===== Material

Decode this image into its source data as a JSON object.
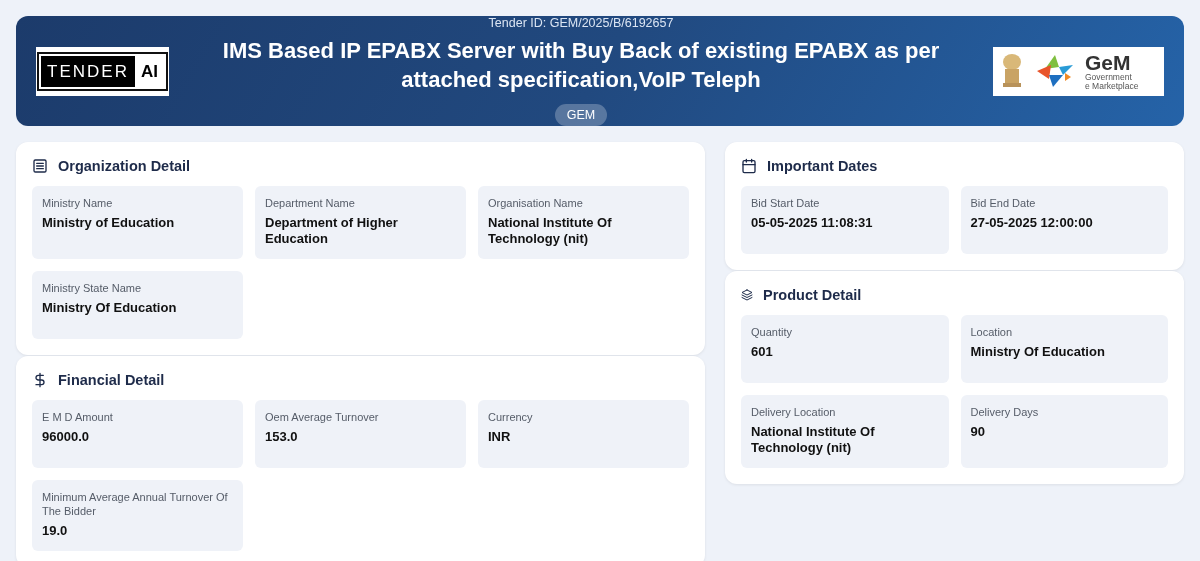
{
  "header": {
    "logo": {
      "word": "TENDER",
      "badge": "AI"
    },
    "tender_id": "Tender ID: GEM/2025/B/6192657",
    "title": "IMS Based IP EPABX Server with Buy Back of existing EPABX as per attached specification,VoIP Teleph",
    "tag": "GEM",
    "partner_logo": {
      "name": "GeM",
      "line_1": "Government",
      "line_2": "e Marketplace"
    }
  },
  "left_sections": [
    {
      "kind": "list",
      "title": "Organization Detail",
      "fields": [
        {
          "label": "Ministry Name",
          "value": "Ministry of Education"
        },
        {
          "label": "Department Name",
          "value": "Department of Higher Education"
        },
        {
          "label": "Organisation Name",
          "value": "National Institute Of Technology (nit)"
        },
        {
          "label": "Ministry State Name",
          "value": "Ministry Of Education"
        }
      ]
    },
    {
      "kind": "dollar",
      "title": "Financial Detail",
      "fields": [
        {
          "label": "E M D Amount",
          "value": "96000.0"
        },
        {
          "label": "Oem Average Turnover",
          "value": "153.0"
        },
        {
          "label": "Currency",
          "value": "INR"
        },
        {
          "label": "Minimum Average Annual Turnover Of The Bidder",
          "value": "19.0"
        }
      ]
    }
  ],
  "right_sections": [
    {
      "kind": "calendar",
      "title": "Important Dates",
      "fields": [
        {
          "label": "Bid Start Date",
          "value": "05-05-2025 11:08:31"
        },
        {
          "label": "Bid End Date",
          "value": "27-05-2025 12:00:00"
        }
      ]
    },
    {
      "kind": "layers",
      "title": "Product Detail",
      "fields": [
        {
          "label": "Quantity",
          "value": "601"
        },
        {
          "label": "Location",
          "value": "Ministry Of Education"
        },
        {
          "label": "Delivery Location",
          "value": "National Institute Of Technology (nit)"
        },
        {
          "label": "Delivery Days",
          "value": "90"
        }
      ]
    }
  ]
}
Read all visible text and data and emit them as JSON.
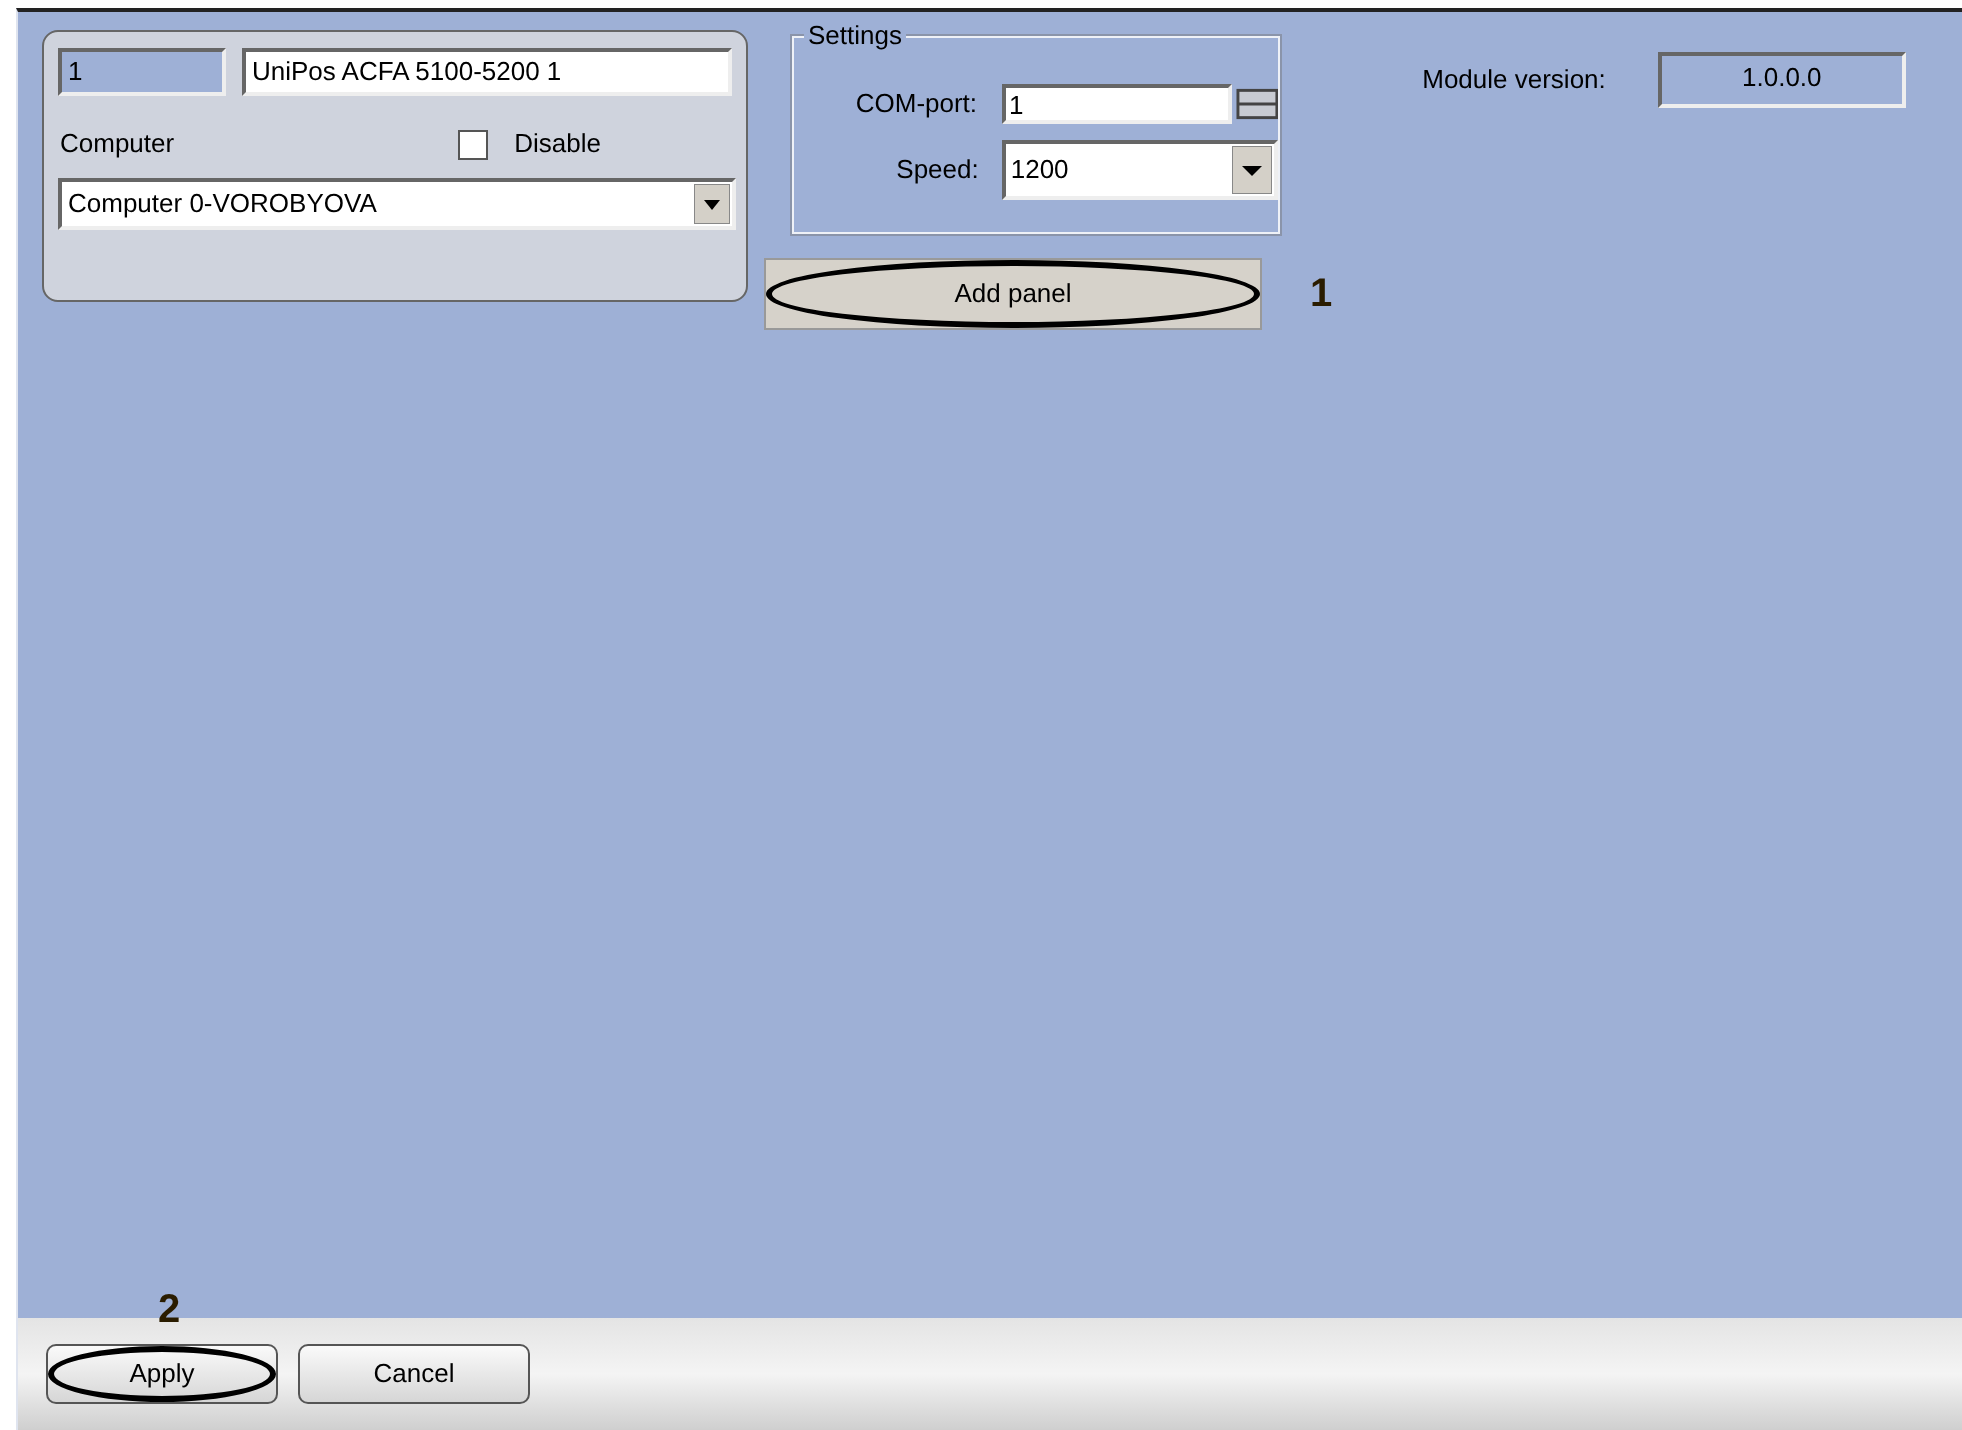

==========

=== Task to complete ===
Copy out each line word for word, please, skipping the images.

=== Completed exercise ===
Decode this image into its source data as a JSON object.
{
  "header": {
    "logo": {
      "word": "TENDER",
      "badge": "AI"
    },
    "tender_id": "Tender ID: GEM/2025/B/6192657",
    "title": "IMS Based IP EPABX Server with Buy Back of existing EPABX as per attached specification,VoIP Teleph",
    "tag": "GEM",
    "partner_logo": {
      "name": "GeM",
      "line_1": "Government",
      "line_2": "e Marketplace"
    }
  },
  "left_sections": [
    {
      "kind": "list",
      "title": "Organization Detail",
      "fields": [
        {
          "label": "Ministry Name",
          "value": "Ministry of Education"
        },
        {
          "label": "Department Name",
          "value": "Department of Higher Education"
        },
        {
          "label": "Organisation Name",
          "value": "National Institute Of Technology (nit)"
        },
        {
          "label": "Ministry State Name",
          "value": "Ministry Of Education"
        }
      ]
    },
    {
      "kind": "dollar",
      "title": "Financial Detail",
      "fields": [
        {
          "label": "E M D Amount",
          "value": "96000.0"
        },
        {
          "label": "Oem Average Turnover",
          "value": "153.0"
        },
        {
          "label": "Currency",
          "value": "INR"
        },
        {
          "label": "Minimum Average Annual Turnover Of The Bidder",
          "value": "19.0"
        }
      ]
    }
  ],
  "right_sections": [
    {
      "kind": "calendar",
      "title": "Important Dates",
      "fields": [
        {
          "label": "Bid Start Date",
          "value": "05-05-2025 11:08:31"
        },
        {
          "label": "Bid End Date",
          "value": "27-05-2025 12:00:00"
        }
      ]
    },
    {
      "kind": "layers",
      "title": "Product Detail",
      "fields": [
        {
          "label": "Quantity",
          "value": "601"
        },
        {
          "label": "Location",
          "value": "Ministry Of Education"
        },
        {
          "label": "Delivery Location",
          "value": "National Institute Of Technology (nit)"
        },
        {
          "label": "Delivery Days",
          "value": "90"
        }
      ]
    }
  ]
}
Read all visible text and data and emit them as JSON.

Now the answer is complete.